» WHAT IS NEEDED:
Gather each line in the entries that includes the string "esetén".

====================

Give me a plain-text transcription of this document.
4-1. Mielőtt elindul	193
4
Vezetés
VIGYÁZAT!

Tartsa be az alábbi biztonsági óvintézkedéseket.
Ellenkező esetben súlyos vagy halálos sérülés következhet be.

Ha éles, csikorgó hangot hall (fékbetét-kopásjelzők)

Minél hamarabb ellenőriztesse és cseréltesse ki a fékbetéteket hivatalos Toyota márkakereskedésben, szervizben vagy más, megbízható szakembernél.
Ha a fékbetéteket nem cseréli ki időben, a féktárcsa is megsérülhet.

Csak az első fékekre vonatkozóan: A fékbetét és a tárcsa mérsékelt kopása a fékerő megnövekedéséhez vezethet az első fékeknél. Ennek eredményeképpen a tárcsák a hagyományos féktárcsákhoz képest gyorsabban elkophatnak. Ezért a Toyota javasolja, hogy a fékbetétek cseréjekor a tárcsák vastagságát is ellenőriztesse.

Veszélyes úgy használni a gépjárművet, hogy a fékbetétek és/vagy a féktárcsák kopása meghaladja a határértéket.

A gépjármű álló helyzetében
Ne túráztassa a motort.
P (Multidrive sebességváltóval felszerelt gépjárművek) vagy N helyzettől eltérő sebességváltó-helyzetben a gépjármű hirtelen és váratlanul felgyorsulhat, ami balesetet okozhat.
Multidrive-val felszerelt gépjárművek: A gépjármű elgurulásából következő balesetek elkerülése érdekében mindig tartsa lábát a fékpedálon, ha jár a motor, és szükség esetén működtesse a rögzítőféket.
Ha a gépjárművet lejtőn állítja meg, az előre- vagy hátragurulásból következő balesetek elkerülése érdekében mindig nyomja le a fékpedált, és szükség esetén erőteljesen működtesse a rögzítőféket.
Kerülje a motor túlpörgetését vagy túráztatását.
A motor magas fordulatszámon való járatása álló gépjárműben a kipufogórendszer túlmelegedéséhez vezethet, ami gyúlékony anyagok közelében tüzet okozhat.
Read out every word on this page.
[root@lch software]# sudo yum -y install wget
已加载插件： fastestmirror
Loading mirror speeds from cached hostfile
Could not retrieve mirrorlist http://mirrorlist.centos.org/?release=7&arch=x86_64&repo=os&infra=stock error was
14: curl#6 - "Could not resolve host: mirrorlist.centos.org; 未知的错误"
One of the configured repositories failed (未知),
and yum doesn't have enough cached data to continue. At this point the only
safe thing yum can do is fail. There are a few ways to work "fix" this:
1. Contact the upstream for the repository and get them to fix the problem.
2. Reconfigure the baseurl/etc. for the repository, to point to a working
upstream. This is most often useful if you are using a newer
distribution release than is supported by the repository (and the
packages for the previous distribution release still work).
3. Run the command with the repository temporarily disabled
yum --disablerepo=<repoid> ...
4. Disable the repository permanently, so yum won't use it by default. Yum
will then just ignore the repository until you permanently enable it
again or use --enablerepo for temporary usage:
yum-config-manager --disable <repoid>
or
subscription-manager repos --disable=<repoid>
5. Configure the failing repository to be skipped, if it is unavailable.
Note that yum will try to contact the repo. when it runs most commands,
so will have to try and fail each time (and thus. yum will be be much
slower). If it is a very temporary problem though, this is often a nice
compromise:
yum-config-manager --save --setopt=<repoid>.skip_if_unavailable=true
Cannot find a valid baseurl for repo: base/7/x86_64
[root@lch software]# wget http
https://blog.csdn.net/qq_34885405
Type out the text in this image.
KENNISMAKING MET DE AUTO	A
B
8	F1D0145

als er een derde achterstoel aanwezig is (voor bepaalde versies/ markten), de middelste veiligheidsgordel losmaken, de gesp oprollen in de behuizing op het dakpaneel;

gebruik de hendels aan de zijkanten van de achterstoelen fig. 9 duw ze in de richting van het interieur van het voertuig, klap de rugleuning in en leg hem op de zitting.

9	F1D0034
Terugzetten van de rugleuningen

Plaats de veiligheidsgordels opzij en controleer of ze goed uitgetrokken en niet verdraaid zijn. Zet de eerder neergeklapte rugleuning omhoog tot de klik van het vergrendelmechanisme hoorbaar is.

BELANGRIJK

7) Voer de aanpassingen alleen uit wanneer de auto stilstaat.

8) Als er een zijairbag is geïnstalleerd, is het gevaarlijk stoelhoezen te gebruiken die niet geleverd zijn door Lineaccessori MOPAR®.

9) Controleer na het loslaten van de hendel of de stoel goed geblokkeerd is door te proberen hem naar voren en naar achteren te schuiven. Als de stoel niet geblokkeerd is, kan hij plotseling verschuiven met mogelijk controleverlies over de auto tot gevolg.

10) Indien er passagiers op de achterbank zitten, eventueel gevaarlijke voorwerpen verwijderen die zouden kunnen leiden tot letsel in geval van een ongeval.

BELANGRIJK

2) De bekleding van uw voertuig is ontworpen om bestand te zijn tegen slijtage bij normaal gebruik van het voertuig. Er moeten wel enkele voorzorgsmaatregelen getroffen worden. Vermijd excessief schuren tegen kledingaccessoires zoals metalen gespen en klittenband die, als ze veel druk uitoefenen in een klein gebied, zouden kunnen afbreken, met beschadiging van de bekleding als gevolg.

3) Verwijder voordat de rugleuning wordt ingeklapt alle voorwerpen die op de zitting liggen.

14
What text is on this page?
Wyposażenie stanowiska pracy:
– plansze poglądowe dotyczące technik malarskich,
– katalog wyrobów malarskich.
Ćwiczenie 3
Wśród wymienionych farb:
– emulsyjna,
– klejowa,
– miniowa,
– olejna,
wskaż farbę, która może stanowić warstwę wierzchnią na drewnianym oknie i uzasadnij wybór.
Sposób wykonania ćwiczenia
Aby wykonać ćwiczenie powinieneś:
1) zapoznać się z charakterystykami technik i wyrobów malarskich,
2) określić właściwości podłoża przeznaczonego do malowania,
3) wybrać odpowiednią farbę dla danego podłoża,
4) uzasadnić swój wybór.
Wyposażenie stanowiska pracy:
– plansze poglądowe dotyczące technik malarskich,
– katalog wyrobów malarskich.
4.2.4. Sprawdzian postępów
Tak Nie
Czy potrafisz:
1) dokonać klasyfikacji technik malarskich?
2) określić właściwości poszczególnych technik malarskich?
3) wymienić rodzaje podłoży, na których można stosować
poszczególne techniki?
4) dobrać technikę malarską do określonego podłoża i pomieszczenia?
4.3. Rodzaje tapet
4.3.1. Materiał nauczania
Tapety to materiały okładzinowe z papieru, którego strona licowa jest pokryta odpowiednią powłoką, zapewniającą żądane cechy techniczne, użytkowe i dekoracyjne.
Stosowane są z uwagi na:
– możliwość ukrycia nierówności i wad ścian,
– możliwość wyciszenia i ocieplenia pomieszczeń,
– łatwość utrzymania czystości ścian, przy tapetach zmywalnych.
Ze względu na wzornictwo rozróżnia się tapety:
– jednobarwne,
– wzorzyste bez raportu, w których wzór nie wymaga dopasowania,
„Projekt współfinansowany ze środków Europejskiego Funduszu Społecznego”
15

====================

» EXERCISE RESULT:
Multidrive-val felszerelt gépjárművek: A gépjármű elgurulásából következő balesetek elkerülése érdekében mindig tartsa lábát a fékpedálon, ha jár a motor, és szükség esetén működtesse a rögzítőféket.
Ha a gépjárművet lejtőn állítja meg, az előre- vagy hátragurulásból következő balesetek elkerülése érdekében mindig nyomja le a fékpedált, és szükség esetén erőteljesen működtesse a rögzítőféket.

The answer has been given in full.